◆ **TASK OBJECTIVE**
Extract every line where the string "United" appears.

◆ **RECORD LIST**
+---+

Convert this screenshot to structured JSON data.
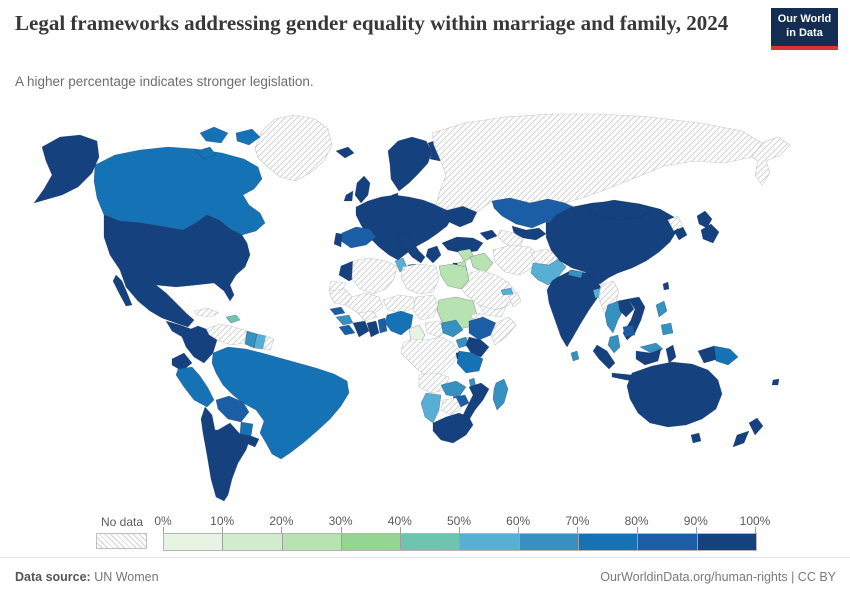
{
  "header": {
    "title": "Legal frameworks addressing gender equality within marriage and family, 2024",
    "subtitle": "A higher percentage indicates stronger legislation.",
    "logo_line1": "Our World",
    "logo_line2": "in Data"
  },
  "legend": {
    "no_data_label": "No data",
    "tick_labels": [
      "0%",
      "10%",
      "20%",
      "30%",
      "40%",
      "50%",
      "60%",
      "70%",
      "80%",
      "90%",
      "100%"
    ],
    "bin_colors": [
      "#e7f4e4",
      "#d4ecce",
      "#b7e2b1",
      "#96d491",
      "#6dc4af",
      "#57afd3",
      "#3690c0",
      "#1573b5",
      "#1b5ea5",
      "#15417e"
    ]
  },
  "footer": {
    "source_label": "Data source:",
    "source_value": " UN Women",
    "credit": "OurWorldinData.org/human-rights | CC BY"
  },
  "colors": {
    "logo_navy": "#132e52",
    "logo_red": "#d8352e",
    "hatch_line": "#d2d2d2",
    "nodata_border": "#c3c8cb",
    "filled_border": "rgba(30,50,80,0.4)",
    "title_text": "#383838",
    "subtitle_text": "#6d6d6d"
  },
  "chart_data": {
    "type": "choropleth",
    "title": "Legal frameworks addressing gender equality within marriage and family, 2024",
    "unit": "%",
    "range": [
      0,
      100
    ],
    "bin_size": 10,
    "legend_position": "bottom",
    "countries": {
      "United States": 95,
      "Canada": 75,
      "Mexico": 95,
      "Guatemala": 95,
      "Honduras": 95,
      "Nicaragua": 95,
      "Costa Rica": 95,
      "Panama": 95,
      "Haiti": 45,
      "Colombia": 95,
      "Ecuador": 95,
      "Peru": 75,
      "Brazil": 75,
      "Bolivia": 85,
      "Paraguay": 75,
      "Chile": 95,
      "Argentina": 95,
      "Uruguay": 95,
      "Guyana": 65,
      "Suriname": 55,
      "Iceland": 95,
      "United Kingdom": 95,
      "Ireland": 95,
      "Norway": 95,
      "Sweden": 95,
      "Finland": 95,
      "Denmark": 95,
      "France": 95,
      "Germany": 95,
      "Netherlands": 95,
      "Belgium": 95,
      "Poland": 95,
      "Czechia": 95,
      "Austria": 95,
      "Switzerland": 95,
      "Hungary": 85,
      "Ukraine": 95,
      "Romania": 95,
      "Bulgaria": 95,
      "Serbia": 95,
      "Greece": 95,
      "Italy": 95,
      "Spain": 85,
      "Portugal": 95,
      "Georgia": 95,
      "Turkey": 95,
      "Israel": 95,
      "Morocco": 95,
      "Tunisia": 55,
      "Egypt": 25,
      "Sudan": 25,
      "Syria": 25,
      "Iraq": 25,
      "Jordan": 25,
      "United Arab Emirates": 55,
      "Senegal": 85,
      "Guinea": 65,
      "Sierra Leone": 85,
      "Liberia": 95,
      "Cote d'Ivoire": 95,
      "Ghana": 95,
      "Togo": 85,
      "Benin": 85,
      "Nigeria": 75,
      "Cameroon": 5,
      "South Sudan": 65,
      "Ethiopia": 85,
      "Uganda": 65,
      "Kenya": 95,
      "Rwanda": 95,
      "Tanzania": 75,
      "Zambia": 65,
      "Malawi": 65,
      "Zimbabwe": 85,
      "Mozambique": 95,
      "Namibia": 55,
      "South Africa": 95,
      "Madagascar": 65,
      "Kazakhstan": 85,
      "Uzbekistan": 95,
      "Kyrgyzstan": 95,
      "Pakistan": 55,
      "India": 95,
      "Nepal": 65,
      "Bangladesh": 55,
      "Sri Lanka": 65,
      "China": 95,
      "Mongolia": 95,
      "South Korea": 95,
      "Japan": 95,
      "Taiwan": 95,
      "Thailand": 65,
      "Laos": 95,
      "Vietnam": 95,
      "Cambodia": 85,
      "Malaysia": 65,
      "Philippines": 65,
      "Indonesia": 95,
      "Papua New Guinea": 75,
      "Australia": 95,
      "New Zealand": 95,
      "Fiji": 95
    },
    "no_data_countries": [
      "Greenland",
      "Russia",
      "Cuba",
      "Venezuela",
      "French Guiana",
      "Western Sahara",
      "Algeria",
      "Libya",
      "Mauritania",
      "Mali",
      "Niger",
      "Chad",
      "Burkina Faso",
      "Central African Republic",
      "Democratic Republic of Congo",
      "Angola",
      "Botswana",
      "Somalia",
      "Eritrea",
      "Saudi Arabia",
      "Yemen",
      "Oman",
      "Iran",
      "Afghanistan",
      "Turkmenistan",
      "Myanmar",
      "North Korea"
    ]
  }
}
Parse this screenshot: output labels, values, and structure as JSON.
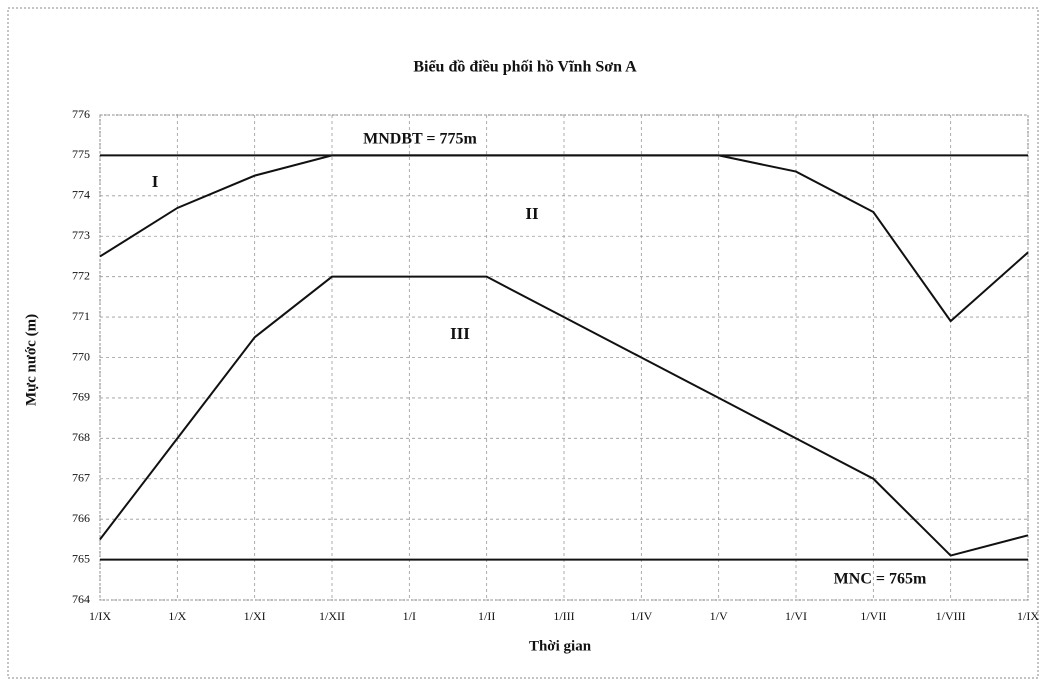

+---+

◆ **CORRECT OUTPUT**
      "United States": 95,
      "United Kingdom": 95,
      "United Arab Emirates": 55,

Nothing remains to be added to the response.